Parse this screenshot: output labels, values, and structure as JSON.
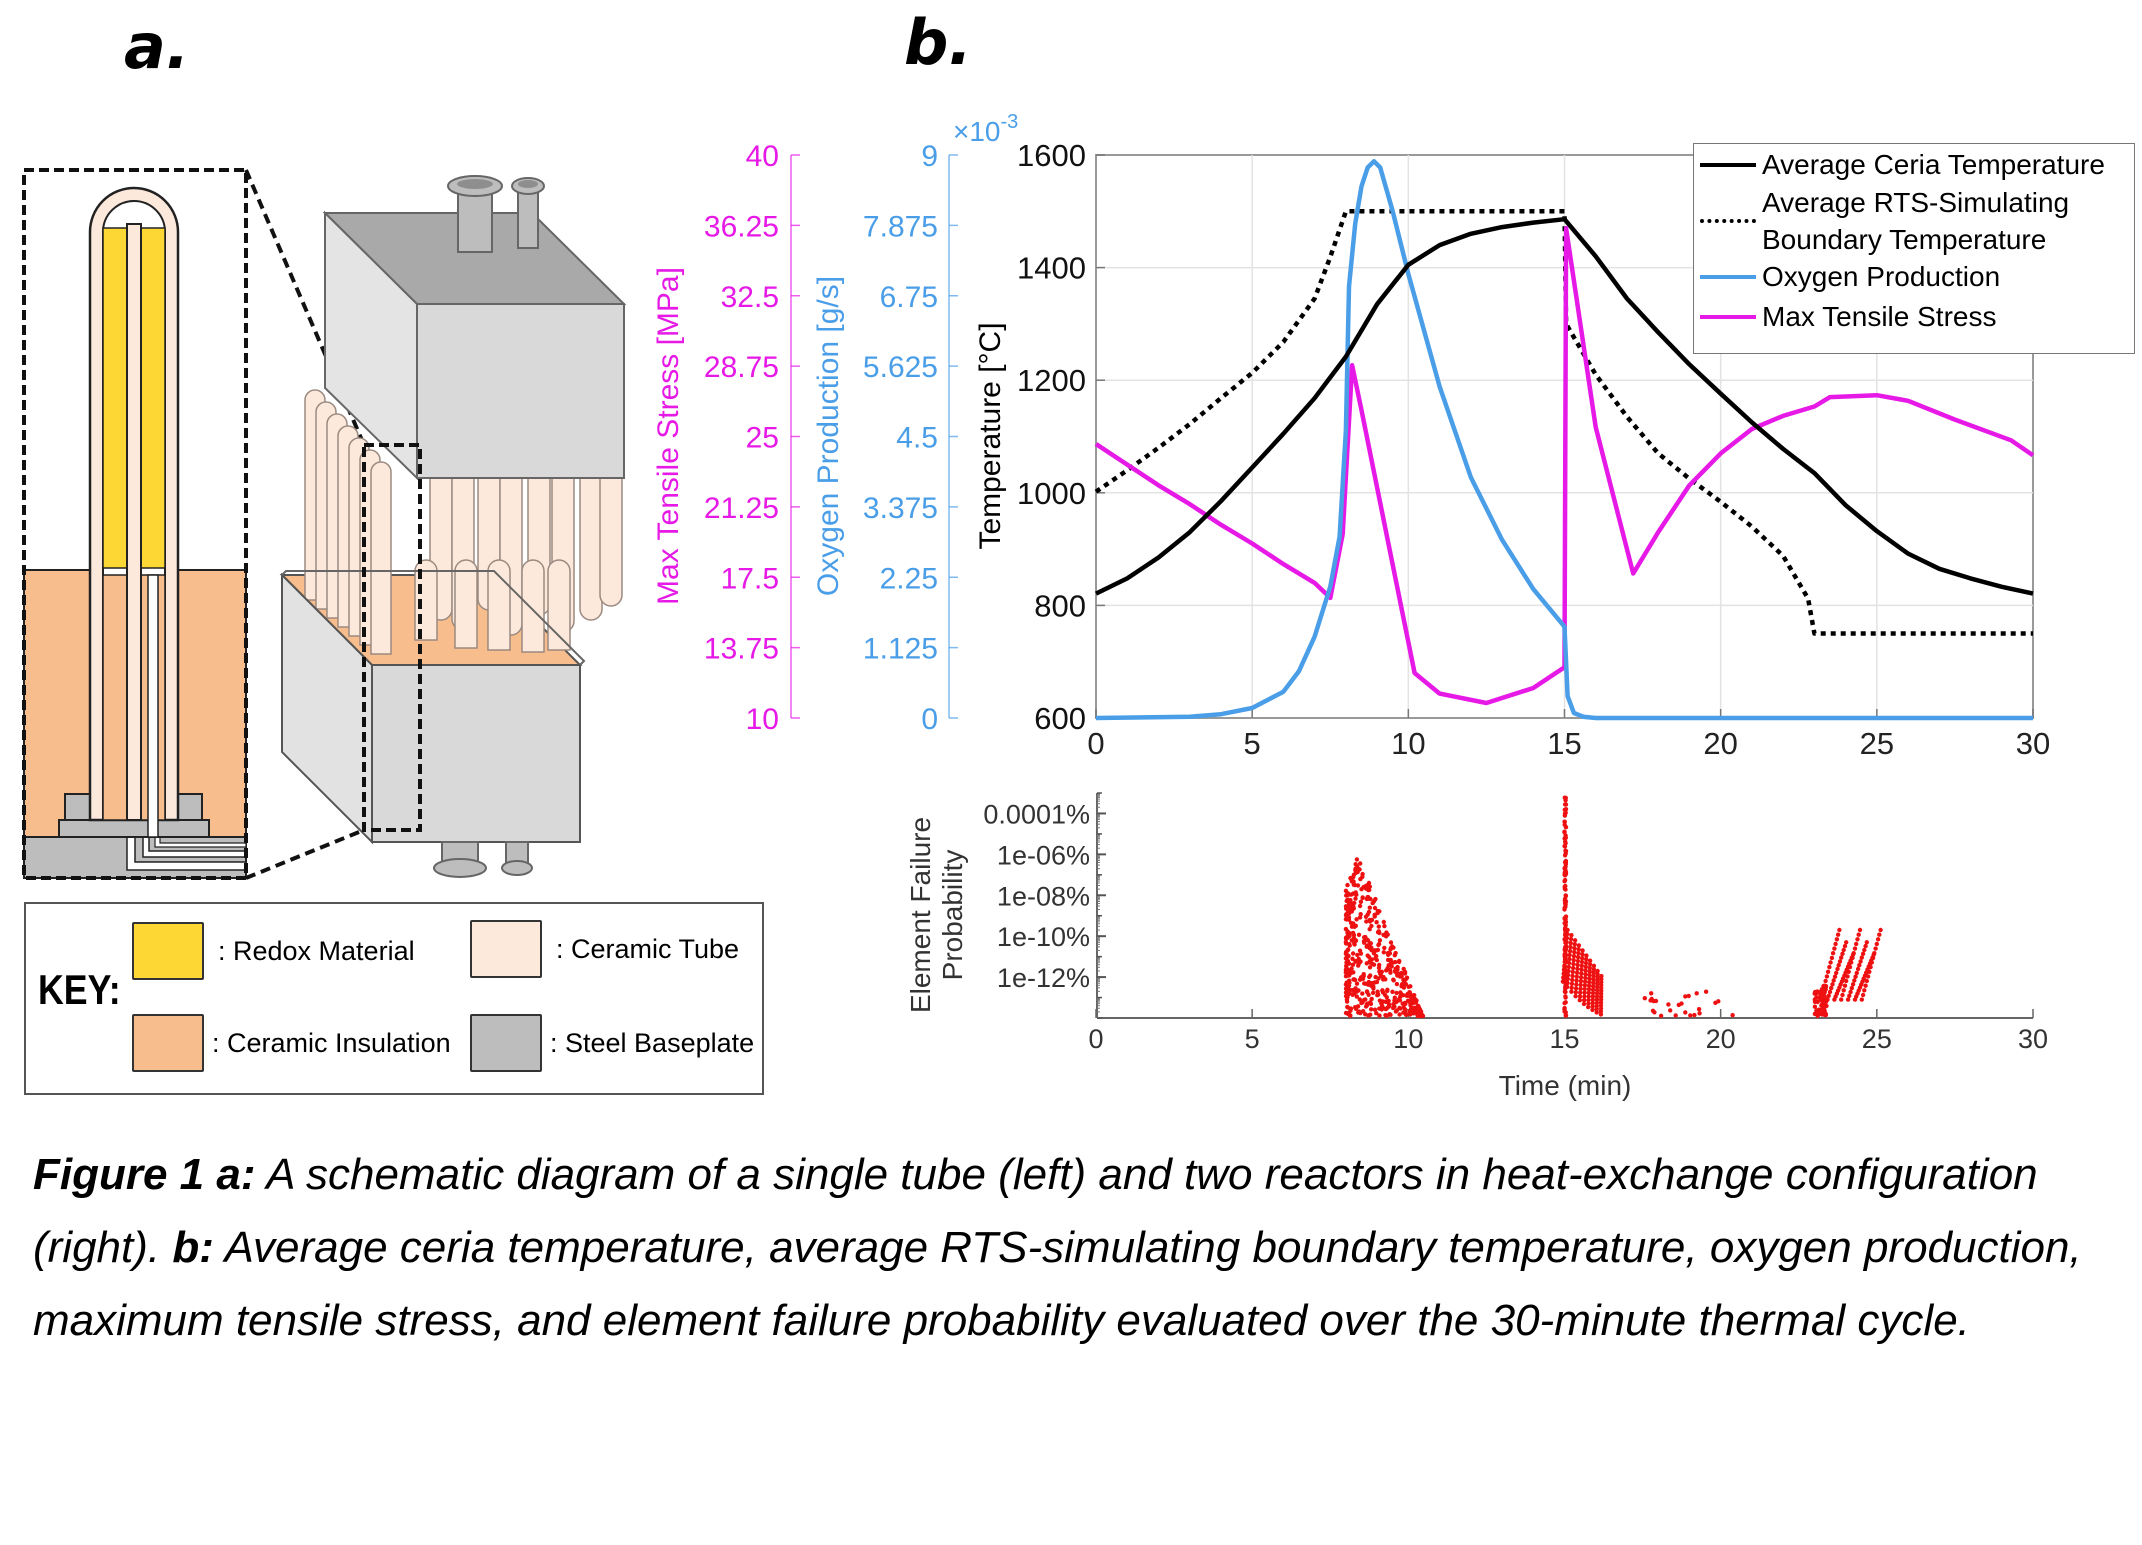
{
  "panel_labels": {
    "a": "a.",
    "b": "b."
  },
  "key": {
    "title": "KEY:",
    "items": [
      {
        "label": ": Redox Material",
        "color": "#fdd835"
      },
      {
        "label": ": Ceramic Tube",
        "color": "#fde9dc"
      },
      {
        "label": ": Ceramic Insulation",
        "color": "#f8bd8c"
      },
      {
        "label": ": Steel Baseplate",
        "color": "#bdbdbd"
      }
    ]
  },
  "schematic": {
    "colors": {
      "redox": "#fdd835",
      "tube": "#fde9dc",
      "insulation": "#f8bd8c",
      "steel": "#bdbdbd",
      "box_front": "#d9d9d9",
      "box_side": "#e4e4e4",
      "box_top": "#a9a9a9",
      "outline": "#222222"
    }
  },
  "caption": {
    "lead_a": "Figure 1 a:",
    "text_a": " A schematic diagram of a single tube (left) and two reactors in heat-exchange configuration (right). ",
    "lead_b": "b:",
    "text_b": " Average ceria temperature, average RTS-simulating boundary temperature, oxygen production, maximum tensile stress, and element failure probability evaluated over the 30-minute thermal cycle."
  },
  "chart_data": [
    {
      "type": "line",
      "title": "",
      "xlabel": "",
      "ylabel": "Temperature [°C]",
      "xlim": [
        0,
        30
      ],
      "ylim": [
        600,
        1600
      ],
      "xticks": [
        0,
        5,
        10,
        15,
        20,
        25,
        30
      ],
      "yticks": [
        600,
        800,
        1000,
        1200,
        1400,
        1600
      ],
      "grid": true,
      "legend_position": "top-right",
      "secondary_axes": [
        {
          "label": "Max Tensile Stress [MPa]",
          "color": "#e619e6",
          "ylim": [
            10,
            40
          ],
          "ticks": [
            "10",
            "13.75",
            "17.5",
            "21.25",
            "25",
            "28.75",
            "32.5",
            "36.25",
            "40"
          ]
        },
        {
          "label": "Oxygen Production [g/s]",
          "color": "#4a9ee8",
          "ylim": [
            0,
            9
          ],
          "multiplier": "×10",
          "exponent": "-3",
          "ticks": [
            "0",
            "1.125",
            "2.25",
            "3.375",
            "4.5",
            "5.625",
            "6.75",
            "7.875",
            "9"
          ]
        }
      ],
      "series": [
        {
          "name": "Average Ceria Temperature",
          "axis": "temperature",
          "color": "#000000",
          "style": "solid",
          "x": [
            0,
            1,
            2,
            3,
            4,
            5,
            6,
            7,
            8,
            9,
            10,
            11,
            12,
            13,
            14,
            15,
            16,
            17,
            18,
            19,
            20,
            21,
            22,
            23,
            24,
            25,
            26,
            27,
            28,
            29,
            30
          ],
          "y": [
            821,
            848,
            885,
            930,
            985,
            1045,
            1105,
            1168,
            1242,
            1335,
            1405,
            1440,
            1460,
            1472,
            1480,
            1486,
            1420,
            1345,
            1285,
            1228,
            1176,
            1125,
            1078,
            1035,
            978,
            932,
            892,
            865,
            848,
            833,
            821
          ]
        },
        {
          "name": "Average RTS-Simulating Boundary Temperature",
          "axis": "temperature",
          "color": "#000000",
          "style": "dotted",
          "x": [
            0,
            1,
            2,
            3,
            4,
            5,
            6,
            7,
            7.5,
            8,
            9,
            10,
            11,
            12,
            13,
            14,
            15,
            15.05,
            16,
            17,
            18,
            19,
            20,
            21,
            22,
            22.8,
            23,
            24,
            25,
            26,
            27,
            28,
            29,
            30
          ],
          "y": [
            1002,
            1040,
            1080,
            1122,
            1168,
            1213,
            1268,
            1345,
            1419,
            1500,
            1500,
            1500,
            1500,
            1500,
            1500,
            1500,
            1500,
            1300,
            1210,
            1135,
            1070,
            1025,
            984,
            940,
            888,
            812,
            750,
            750,
            750,
            750,
            750,
            750,
            750,
            750
          ]
        },
        {
          "name": "Oxygen Production",
          "axis": "oxygen",
          "unit": "g/s ×10^-3",
          "color": "#4a9ee8",
          "style": "solid",
          "x": [
            0,
            3,
            4,
            5,
            6,
            6.5,
            7,
            7.5,
            7.8,
            8.0,
            8.1,
            8.3,
            8.5,
            8.7,
            8.9,
            9.1,
            9.5,
            10,
            11,
            12,
            13,
            14,
            15,
            15.1,
            15.3,
            15.6,
            16,
            20,
            25,
            30
          ],
          "y": [
            0,
            0.02,
            0.06,
            0.16,
            0.42,
            0.75,
            1.3,
            2.1,
            2.9,
            4.6,
            6.9,
            7.9,
            8.5,
            8.8,
            8.9,
            8.8,
            8.1,
            7.1,
            5.3,
            3.85,
            2.85,
            2.06,
            1.46,
            0.35,
            0.08,
            0.02,
            0,
            0,
            0,
            0
          ]
        },
        {
          "name": "Max Tensile Stress",
          "axis": "stress",
          "unit": "MPa",
          "color": "#e619e6",
          "style": "solid",
          "x": [
            0,
            1,
            2,
            3,
            4,
            5,
            6,
            7,
            7.5,
            7.9,
            8.2,
            8.5,
            9.3,
            10.2,
            11,
            12.5,
            14,
            15,
            15.05,
            16,
            17.2,
            18,
            19,
            20,
            21,
            22,
            23,
            23.5,
            25,
            26,
            27.5,
            29.3,
            30
          ],
          "y": [
            24.6,
            23.5,
            22.4,
            21.4,
            20.3,
            19.3,
            18.2,
            17.2,
            16.4,
            19.8,
            28.8,
            26.4,
            19.8,
            12.4,
            11.3,
            10.8,
            11.6,
            12.7,
            36.1,
            25.5,
            17.7,
            19.9,
            22.4,
            24.1,
            25.4,
            26.1,
            26.6,
            27.1,
            27.2,
            26.9,
            25.9,
            24.8,
            24.0
          ]
        }
      ]
    },
    {
      "type": "scatter",
      "title": "",
      "xlabel": "Time (min)",
      "ylabel": "Element Failure Probability",
      "xlim": [
        0,
        30
      ],
      "yscale": "log",
      "ylim_percent": [
        1e-14,
        0.001
      ],
      "xticks": [
        0,
        5,
        10,
        15,
        20,
        25,
        30
      ],
      "yticks": [
        "0.0001%",
        "1e-06%",
        "1e-08%",
        "1e-10%",
        "1e-12%"
      ],
      "ytick_values_percent": [
        0.0001,
        1e-06,
        1e-08,
        1e-10,
        1e-12
      ],
      "color": "#ee1111",
      "clusters": [
        {
          "t_start": 8.0,
          "t_peak": 8.4,
          "t_end": 10.5,
          "peak_log10_percent": -6.05,
          "shape": "decay"
        },
        {
          "t_start": 15.0,
          "t_peak": 15.0,
          "t_end": 16.3,
          "peak_log10_percent": -3.1,
          "shape": "spike-fan"
        },
        {
          "t_start": 17.4,
          "t_peak": 18.0,
          "t_end": 20.4,
          "peak_log10_percent": -12.7,
          "shape": "sparse"
        },
        {
          "t_start": 23.0,
          "t_peak": 25.2,
          "t_end": 25.2,
          "peak_log10_percent": -9.7,
          "shape": "fan-rise"
        }
      ]
    }
  ]
}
-----
Prompt
Output every entry verbatim. Pictures do not belong in the copy.

Task result
Parse this screenshot: output labels, values, and structure as JSON.
{
  "panel_labels": {
    "a": "a.",
    "b": "b."
  },
  "key": {
    "title": "KEY:",
    "items": [
      {
        "label": ": Redox Material",
        "color": "#fdd835"
      },
      {
        "label": ": Ceramic Tube",
        "color": "#fde9dc"
      },
      {
        "label": ": Ceramic Insulation",
        "color": "#f8bd8c"
      },
      {
        "label": ": Steel Baseplate",
        "color": "#bdbdbd"
      }
    ]
  },
  "schematic": {
    "colors": {
      "redox": "#fdd835",
      "tube": "#fde9dc",
      "insulation": "#f8bd8c",
      "steel": "#bdbdbd",
      "box_front": "#d9d9d9",
      "box_side": "#e4e4e4",
      "box_top": "#a9a9a9",
      "outline": "#222222"
    }
  },
  "caption": {
    "lead_a": "Figure 1 a:",
    "text_a": " A schematic diagram of a single tube (left) and two reactors in heat-exchange configuration (right). ",
    "lead_b": "b:",
    "text_b": " Average ceria temperature, average RTS-simulating boundary temperature, oxygen production, maximum tensile stress, and element failure probability evaluated over the 30-minute thermal cycle."
  },
  "chart_data": [
    {
      "type": "line",
      "title": "",
      "xlabel": "",
      "ylabel": "Temperature [°C]",
      "xlim": [
        0,
        30
      ],
      "ylim": [
        600,
        1600
      ],
      "xticks": [
        0,
        5,
        10,
        15,
        20,
        25,
        30
      ],
      "yticks": [
        600,
        800,
        1000,
        1200,
        1400,
        1600
      ],
      "grid": true,
      "legend_position": "top-right",
      "secondary_axes": [
        {
          "label": "Max Tensile Stress [MPa]",
          "color": "#e619e6",
          "ylim": [
            10,
            40
          ],
          "ticks": [
            "10",
            "13.75",
            "17.5",
            "21.25",
            "25",
            "28.75",
            "32.5",
            "36.25",
            "40"
          ]
        },
        {
          "label": "Oxygen Production [g/s]",
          "color": "#4a9ee8",
          "ylim": [
            0,
            9
          ],
          "multiplier": "×10",
          "exponent": "-3",
          "ticks": [
            "0",
            "1.125",
            "2.25",
            "3.375",
            "4.5",
            "5.625",
            "6.75",
            "7.875",
            "9"
          ]
        }
      ],
      "series": [
        {
          "name": "Average Ceria Temperature",
          "axis": "temperature",
          "color": "#000000",
          "style": "solid",
          "x": [
            0,
            1,
            2,
            3,
            4,
            5,
            6,
            7,
            8,
            9,
            10,
            11,
            12,
            13,
            14,
            15,
            16,
            17,
            18,
            19,
            20,
            21,
            22,
            23,
            24,
            25,
            26,
            27,
            28,
            29,
            30
          ],
          "y": [
            821,
            848,
            885,
            930,
            985,
            1045,
            1105,
            1168,
            1242,
            1335,
            1405,
            1440,
            1460,
            1472,
            1480,
            1486,
            1420,
            1345,
            1285,
            1228,
            1176,
            1125,
            1078,
            1035,
            978,
            932,
            892,
            865,
            848,
            833,
            821
          ]
        },
        {
          "name": "Average RTS-Simulating Boundary Temperature",
          "axis": "temperature",
          "color": "#000000",
          "style": "dotted",
          "x": [
            0,
            1,
            2,
            3,
            4,
            5,
            6,
            7,
            7.5,
            8,
            9,
            10,
            11,
            12,
            13,
            14,
            15,
            15.05,
            16,
            17,
            18,
            19,
            20,
            21,
            22,
            22.8,
            23,
            24,
            25,
            26,
            27,
            28,
            29,
            30
          ],
          "y": [
            1002,
            1040,
            1080,
            1122,
            1168,
            1213,
            1268,
            1345,
            1419,
            1500,
            1500,
            1500,
            1500,
            1500,
            1500,
            1500,
            1500,
            1300,
            1210,
            1135,
            1070,
            1025,
            984,
            940,
            888,
            812,
            750,
            750,
            750,
            750,
            750,
            750,
            750,
            750
          ]
        },
        {
          "name": "Oxygen Production",
          "axis": "oxygen",
          "unit": "g/s ×10^-3",
          "color": "#4a9ee8",
          "style": "solid",
          "x": [
            0,
            3,
            4,
            5,
            6,
            6.5,
            7,
            7.5,
            7.8,
            8.0,
            8.1,
            8.3,
            8.5,
            8.7,
            8.9,
            9.1,
            9.5,
            10,
            11,
            12,
            13,
            14,
            15,
            15.1,
            15.3,
            15.6,
            16,
            20,
            25,
            30
          ],
          "y": [
            0,
            0.02,
            0.06,
            0.16,
            0.42,
            0.75,
            1.3,
            2.1,
            2.9,
            4.6,
            6.9,
            7.9,
            8.5,
            8.8,
            8.9,
            8.8,
            8.1,
            7.1,
            5.3,
            3.85,
            2.85,
            2.06,
            1.46,
            0.35,
            0.08,
            0.02,
            0,
            0,
            0,
            0
          ]
        },
        {
          "name": "Max Tensile Stress",
          "axis": "stress",
          "unit": "MPa",
          "color": "#e619e6",
          "style": "solid",
          "x": [
            0,
            1,
            2,
            3,
            4,
            5,
            6,
            7,
            7.5,
            7.9,
            8.2,
            8.5,
            9.3,
            10.2,
            11,
            12.5,
            14,
            15,
            15.05,
            16,
            17.2,
            18,
            19,
            20,
            21,
            22,
            23,
            23.5,
            25,
            26,
            27.5,
            29.3,
            30
          ],
          "y": [
            24.6,
            23.5,
            22.4,
            21.4,
            20.3,
            19.3,
            18.2,
            17.2,
            16.4,
            19.8,
            28.8,
            26.4,
            19.8,
            12.4,
            11.3,
            10.8,
            11.6,
            12.7,
            36.1,
            25.5,
            17.7,
            19.9,
            22.4,
            24.1,
            25.4,
            26.1,
            26.6,
            27.1,
            27.2,
            26.9,
            25.9,
            24.8,
            24.0
          ]
        }
      ]
    },
    {
      "type": "scatter",
      "title": "",
      "xlabel": "Time (min)",
      "ylabel": "Element Failure Probability",
      "xlim": [
        0,
        30
      ],
      "yscale": "log",
      "ylim_percent": [
        1e-14,
        0.001
      ],
      "xticks": [
        0,
        5,
        10,
        15,
        20,
        25,
        30
      ],
      "yticks": [
        "0.0001%",
        "1e-06%",
        "1e-08%",
        "1e-10%",
        "1e-12%"
      ],
      "ytick_values_percent": [
        0.0001,
        1e-06,
        1e-08,
        1e-10,
        1e-12
      ],
      "color": "#ee1111",
      "clusters": [
        {
          "t_start": 8.0,
          "t_peak": 8.4,
          "t_end": 10.5,
          "peak_log10_percent": -6.05,
          "shape": "decay"
        },
        {
          "t_start": 15.0,
          "t_peak": 15.0,
          "t_end": 16.3,
          "peak_log10_percent": -3.1,
          "shape": "spike-fan"
        },
        {
          "t_start": 17.4,
          "t_peak": 18.0,
          "t_end": 20.4,
          "peak_log10_percent": -12.7,
          "shape": "sparse"
        },
        {
          "t_start": 23.0,
          "t_peak": 25.2,
          "t_end": 25.2,
          "peak_log10_percent": -9.7,
          "shape": "fan-rise"
        }
      ]
    }
  ]
}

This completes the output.